::: PROVIDED MATERIAL :::

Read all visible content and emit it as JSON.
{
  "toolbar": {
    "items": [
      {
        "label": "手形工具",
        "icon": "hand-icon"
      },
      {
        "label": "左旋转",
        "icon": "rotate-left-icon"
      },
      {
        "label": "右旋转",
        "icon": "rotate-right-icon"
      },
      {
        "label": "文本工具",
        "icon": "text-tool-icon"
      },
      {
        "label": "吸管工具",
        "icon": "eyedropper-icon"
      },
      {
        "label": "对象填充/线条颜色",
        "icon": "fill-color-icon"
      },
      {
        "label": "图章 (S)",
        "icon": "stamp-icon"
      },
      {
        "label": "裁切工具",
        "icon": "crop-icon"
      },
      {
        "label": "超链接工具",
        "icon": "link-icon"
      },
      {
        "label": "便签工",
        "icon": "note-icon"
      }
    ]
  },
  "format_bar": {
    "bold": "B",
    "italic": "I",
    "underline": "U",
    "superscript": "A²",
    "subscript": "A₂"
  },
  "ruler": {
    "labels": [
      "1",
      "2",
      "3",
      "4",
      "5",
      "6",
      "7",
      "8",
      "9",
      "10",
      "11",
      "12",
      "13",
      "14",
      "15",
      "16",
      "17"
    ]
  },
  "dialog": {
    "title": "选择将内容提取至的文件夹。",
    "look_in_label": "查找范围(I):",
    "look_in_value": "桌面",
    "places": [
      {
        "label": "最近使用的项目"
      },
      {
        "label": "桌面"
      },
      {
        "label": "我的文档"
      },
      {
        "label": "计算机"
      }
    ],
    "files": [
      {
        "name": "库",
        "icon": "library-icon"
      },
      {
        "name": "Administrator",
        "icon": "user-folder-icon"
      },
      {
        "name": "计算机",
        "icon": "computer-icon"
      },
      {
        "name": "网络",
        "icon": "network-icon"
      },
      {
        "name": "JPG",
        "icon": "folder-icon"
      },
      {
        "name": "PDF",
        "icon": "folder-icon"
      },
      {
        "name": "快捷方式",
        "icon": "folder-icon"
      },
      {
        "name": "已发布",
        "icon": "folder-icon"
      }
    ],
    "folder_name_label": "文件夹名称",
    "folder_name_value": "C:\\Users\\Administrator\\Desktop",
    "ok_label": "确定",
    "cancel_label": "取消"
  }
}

:::

Say the number of lines in the records above that include the string "Administrator", and no more.

2